Purpose: Approximately 1% of individuals who carry a balanced reciprocal translocation (BRT) are subfertile. Current karyotyping does not have the resolution to determine whether the breakpoints of the involved chromosomes perturb genes important for fertility. The aim of this study was to apply single-molecule optical mapping (SMOM) to patients presenting for IVF (in vitro fertilization) to ascertain whether the BRT disrupted any genes associated with normal fertility.
Methods: Nine subfertile patients with different BRTs were recruited for the study. Methyltransferase enzyme DLE1 was used to fluorescently label their genomic DNA samples at the recognition motif CTTAAG. The SMOM was performed on the Bionano platform, and long molecules aligned against the reference genome hg19 to identify the breakpoint regions. Mate-pair and PCR-Sanger sequencing were used to confirm the precise breakpoint sequences.

> **SET OF TASKS**:
1. List every abbreviation that the study abstract spells out, with its full form.
2. Write the next section of the study abstract, following on from its Methods section.

> **DATA EXTRACTS**:

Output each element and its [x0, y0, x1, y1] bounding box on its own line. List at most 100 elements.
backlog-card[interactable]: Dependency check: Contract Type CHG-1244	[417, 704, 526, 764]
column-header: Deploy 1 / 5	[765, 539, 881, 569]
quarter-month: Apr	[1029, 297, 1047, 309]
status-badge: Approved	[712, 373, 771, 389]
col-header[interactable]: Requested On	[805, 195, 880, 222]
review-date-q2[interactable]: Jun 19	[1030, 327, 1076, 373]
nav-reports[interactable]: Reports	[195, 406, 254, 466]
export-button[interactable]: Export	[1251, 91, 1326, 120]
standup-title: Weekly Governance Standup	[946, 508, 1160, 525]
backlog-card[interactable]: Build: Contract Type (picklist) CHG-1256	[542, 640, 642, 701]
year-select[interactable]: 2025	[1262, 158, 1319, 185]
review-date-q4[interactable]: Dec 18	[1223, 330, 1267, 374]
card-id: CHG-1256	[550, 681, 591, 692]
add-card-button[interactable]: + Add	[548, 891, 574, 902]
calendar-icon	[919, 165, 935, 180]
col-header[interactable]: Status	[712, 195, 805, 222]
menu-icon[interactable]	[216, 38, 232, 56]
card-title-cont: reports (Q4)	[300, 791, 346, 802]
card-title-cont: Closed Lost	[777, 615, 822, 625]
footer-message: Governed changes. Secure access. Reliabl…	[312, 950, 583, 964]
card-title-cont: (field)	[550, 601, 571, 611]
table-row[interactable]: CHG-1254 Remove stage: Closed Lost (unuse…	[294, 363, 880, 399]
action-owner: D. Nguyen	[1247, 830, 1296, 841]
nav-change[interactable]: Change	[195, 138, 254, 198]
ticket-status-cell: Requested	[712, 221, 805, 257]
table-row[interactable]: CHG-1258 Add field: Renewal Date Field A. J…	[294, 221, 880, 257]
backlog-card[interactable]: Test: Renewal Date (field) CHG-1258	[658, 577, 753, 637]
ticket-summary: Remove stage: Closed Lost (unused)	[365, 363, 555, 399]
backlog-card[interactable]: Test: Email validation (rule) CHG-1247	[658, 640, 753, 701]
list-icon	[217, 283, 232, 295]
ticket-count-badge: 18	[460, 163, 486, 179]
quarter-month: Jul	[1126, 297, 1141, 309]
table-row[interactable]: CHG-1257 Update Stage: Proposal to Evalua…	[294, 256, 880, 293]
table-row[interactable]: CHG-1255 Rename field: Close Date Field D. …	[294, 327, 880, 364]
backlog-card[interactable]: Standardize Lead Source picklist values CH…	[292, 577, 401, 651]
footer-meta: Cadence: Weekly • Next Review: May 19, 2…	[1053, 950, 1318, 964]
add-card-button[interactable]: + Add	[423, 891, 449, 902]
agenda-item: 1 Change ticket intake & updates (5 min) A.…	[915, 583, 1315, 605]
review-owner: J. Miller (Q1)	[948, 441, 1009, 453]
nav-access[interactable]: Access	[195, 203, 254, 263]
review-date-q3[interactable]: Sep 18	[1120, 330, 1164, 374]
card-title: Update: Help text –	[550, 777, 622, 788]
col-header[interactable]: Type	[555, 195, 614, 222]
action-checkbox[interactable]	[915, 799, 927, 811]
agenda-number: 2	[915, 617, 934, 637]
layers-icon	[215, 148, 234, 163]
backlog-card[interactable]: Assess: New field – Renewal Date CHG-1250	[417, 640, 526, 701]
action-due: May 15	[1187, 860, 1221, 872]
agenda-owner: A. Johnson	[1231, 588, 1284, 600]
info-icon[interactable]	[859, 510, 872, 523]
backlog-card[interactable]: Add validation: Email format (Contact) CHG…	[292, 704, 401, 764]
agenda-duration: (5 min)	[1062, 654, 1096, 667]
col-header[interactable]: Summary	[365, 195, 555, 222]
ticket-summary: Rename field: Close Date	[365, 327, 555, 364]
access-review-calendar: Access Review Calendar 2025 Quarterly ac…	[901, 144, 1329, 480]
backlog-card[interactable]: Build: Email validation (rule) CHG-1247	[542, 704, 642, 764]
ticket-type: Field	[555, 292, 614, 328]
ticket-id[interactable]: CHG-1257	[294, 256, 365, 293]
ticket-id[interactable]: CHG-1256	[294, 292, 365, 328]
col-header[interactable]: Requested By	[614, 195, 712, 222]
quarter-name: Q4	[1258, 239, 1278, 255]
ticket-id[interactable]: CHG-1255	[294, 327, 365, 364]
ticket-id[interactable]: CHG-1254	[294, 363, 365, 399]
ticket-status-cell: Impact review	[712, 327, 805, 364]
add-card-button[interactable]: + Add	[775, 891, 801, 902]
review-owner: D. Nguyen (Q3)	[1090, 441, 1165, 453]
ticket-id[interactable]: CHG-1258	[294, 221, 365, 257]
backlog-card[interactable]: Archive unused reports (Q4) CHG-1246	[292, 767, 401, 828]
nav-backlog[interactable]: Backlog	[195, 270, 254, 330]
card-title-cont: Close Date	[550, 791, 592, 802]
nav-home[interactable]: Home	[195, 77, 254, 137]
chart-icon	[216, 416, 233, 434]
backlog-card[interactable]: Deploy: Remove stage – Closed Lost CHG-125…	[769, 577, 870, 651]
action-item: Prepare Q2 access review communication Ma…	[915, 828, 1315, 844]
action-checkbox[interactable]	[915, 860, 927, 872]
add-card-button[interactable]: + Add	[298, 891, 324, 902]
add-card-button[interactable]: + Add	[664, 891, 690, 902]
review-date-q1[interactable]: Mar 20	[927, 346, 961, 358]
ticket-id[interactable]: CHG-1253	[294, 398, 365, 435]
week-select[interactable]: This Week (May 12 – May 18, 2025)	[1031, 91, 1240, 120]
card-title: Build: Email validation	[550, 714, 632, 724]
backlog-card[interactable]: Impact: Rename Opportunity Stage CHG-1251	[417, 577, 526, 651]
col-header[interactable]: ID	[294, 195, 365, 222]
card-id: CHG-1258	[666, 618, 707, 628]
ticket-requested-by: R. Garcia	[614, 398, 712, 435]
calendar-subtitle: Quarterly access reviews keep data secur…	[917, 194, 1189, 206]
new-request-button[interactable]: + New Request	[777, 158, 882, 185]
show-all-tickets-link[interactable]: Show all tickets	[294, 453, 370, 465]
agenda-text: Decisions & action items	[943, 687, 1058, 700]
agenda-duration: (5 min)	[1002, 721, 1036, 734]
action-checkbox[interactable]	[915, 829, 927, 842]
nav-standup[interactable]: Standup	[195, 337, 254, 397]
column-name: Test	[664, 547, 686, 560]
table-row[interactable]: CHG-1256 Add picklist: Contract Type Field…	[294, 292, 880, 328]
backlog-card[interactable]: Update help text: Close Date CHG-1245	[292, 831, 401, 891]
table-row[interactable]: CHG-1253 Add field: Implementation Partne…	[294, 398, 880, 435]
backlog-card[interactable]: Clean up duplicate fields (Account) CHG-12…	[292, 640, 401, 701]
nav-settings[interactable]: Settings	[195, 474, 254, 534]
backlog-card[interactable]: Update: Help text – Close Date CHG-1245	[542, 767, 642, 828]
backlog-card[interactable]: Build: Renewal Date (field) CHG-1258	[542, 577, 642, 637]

> **RESULTS OF THE EXERCISE**:
1.
- BRT: balanced reciprocal translocation
- SMOM: single-molecule optical mapping
- IVF: in vitro fertilization

2.
Results: Both breakpoint regions in each of the nine BRTs were finely mapped to small regions of approximately 10 Kb, and their positions were consistent with original cytogenetic banding patterns determined by karyotyping. In three BRTs, breakpoints disrupted genes known to be associated with male infertility, namely NUP155 and FNDC3A [46,XY,t(5;13)(p15;q22)], DPY19L1 [46,XY,t(1;7)(p36.3;p15), and BAI3 [46,XY,t(3;6)(p21;q16)].
Conclusions: The SMOM has potential clinical application as a rapid tool to screen patients with BRTs for underlying genetic causes of infertility and other diseases.
Keywords: Balanced reciprocal translocation (BRT); Infertility; Mate-pair sequencing; Single-molecule optical mapping.